■ **Task**
Please copy the data below, swapping every "Phaseout" for "Phase-out" and leaving everything else as it is. Omit the pictures.
Start Records for the exercise
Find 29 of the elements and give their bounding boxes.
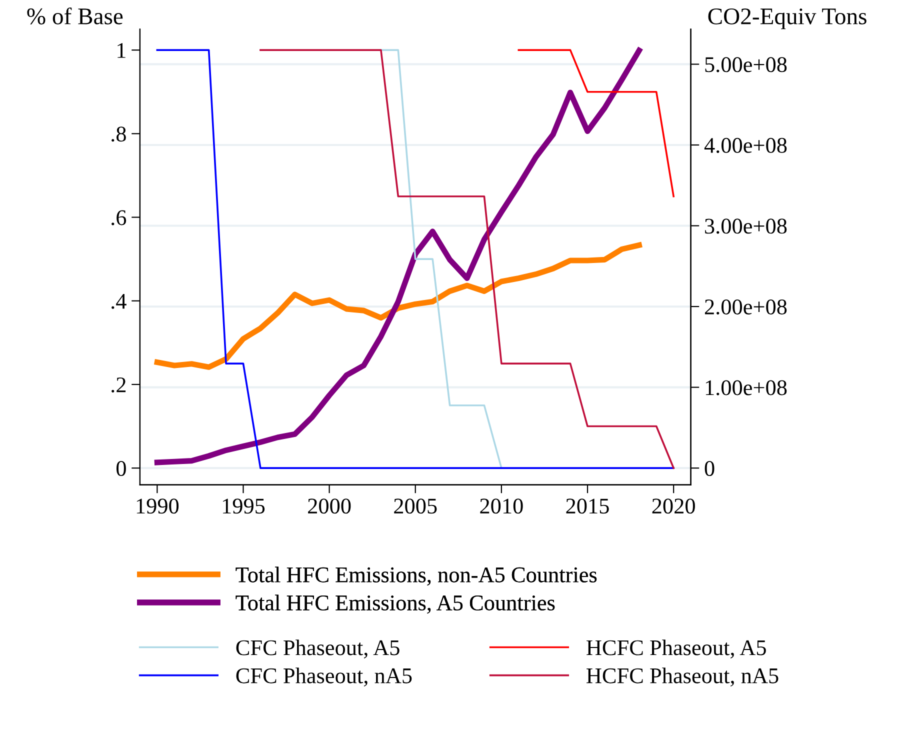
- x-tick-label: 2005: [394, 498, 437, 514]
- y2-tick-label: 1.00e+08: [706, 380, 787, 396]
- y-tick-label: .2: [112, 377, 126, 392]
- legend-label: HCFC Phaseout, nA5: [586, 668, 778, 687]
- line-series: [260, 49, 674, 469]
- y2-tick-label: 0: [704, 461, 714, 476]
- y2-tick-label: 4.00e+08: [704, 138, 787, 154]
- legend-label: Total HFC Emissions, non-A5 Countries: [236, 566, 597, 586]
- x-tick-label: 2015: [566, 498, 609, 514]
- x-tick-label: 1995: [222, 498, 265, 514]
- y2-tick-label: 2.00e+08: [704, 299, 787, 315]
- y2-tick-label: 3.00e+08: [705, 218, 787, 234]
- legend-label: CFC Phaseout, A5: [236, 640, 400, 658]
- x-tick-label: 2000: [308, 498, 351, 514]
- y-tick-label: 0: [116, 460, 126, 476]
- x-tick-label: 1990: [136, 498, 179, 514]
- y-tick-label: 1: [118, 43, 126, 58]
- legend-label: CFC Phaseout, nA5: [236, 668, 412, 687]
- legend-label: Total HFC Emissions, A5 Countries: [236, 594, 555, 614]
- x-tick-label: 2020: [652, 498, 695, 514]
- y-tick-label: .4: [112, 294, 126, 309]
- y2-axis-title: CO2-Equiv Tons: [708, 8, 866, 30]
- x-tick-label: 2010: [480, 498, 523, 514]
- y2-tick-label: 5.00e+08: [705, 57, 787, 72]
- y-tick-label: .6: [112, 210, 126, 226]
- legend-label: HCFC Phaseout, A5: [586, 640, 766, 658]
- line-series: [380, 49, 502, 469]
- y-axis-title: % of Base: [27, 8, 123, 24]
- y-tick-label: .8: [112, 126, 126, 142]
End Records for the exercise
■ **Result**
Find 29 of the elements and give their bounding boxes.
- x-tick-label: 2005: [394, 498, 437, 514]
- y2-tick-label: 1.00e+08: [706, 380, 787, 396]
- y-tick-label: .2: [112, 377, 126, 392]
- legend-label: HCFC Phase-out, nA5: [586, 668, 778, 687]
- line-series: [260, 49, 674, 469]
- y2-tick-label: 0: [704, 461, 714, 476]
- y2-tick-label: 4.00e+08: [704, 138, 787, 154]
- legend-label: Total HFC Emissions, non-A5 Countries: [236, 566, 597, 586]
- x-tick-label: 2015: [566, 498, 609, 514]
- x-tick-label: 1995: [222, 498, 265, 514]
- y2-tick-label: 2.00e+08: [704, 299, 787, 315]
- y2-tick-label: 3.00e+08: [705, 218, 787, 234]
- legend-label: CFC Phase-out, A5: [236, 640, 400, 658]
- x-tick-label: 2000: [308, 498, 351, 514]
- y-tick-label: 0: [116, 460, 126, 476]
- x-tick-label: 1990: [136, 498, 179, 514]
- y-tick-label: 1: [118, 43, 126, 58]
- legend-label: CFC Phase-out, nA5: [236, 668, 412, 687]
- legend-label: Total HFC Emissions, A5 Countries: [236, 594, 555, 614]
- x-tick-label: 2020: [652, 498, 695, 514]
- y-tick-label: .4: [112, 294, 126, 309]
- y2-axis-title: CO2-Equiv Tons: [708, 8, 866, 30]
- x-tick-label: 2010: [480, 498, 523, 514]
- y2-tick-label: 5.00e+08: [705, 57, 787, 72]
- y-tick-label: .6: [112, 210, 126, 226]
- legend-label: HCFC Phase-out, A5: [586, 640, 766, 658]
- line-series: [380, 49, 502, 469]
- y-axis-title: % of Base: [27, 8, 123, 24]
- y-tick-label: .8: [112, 126, 126, 142]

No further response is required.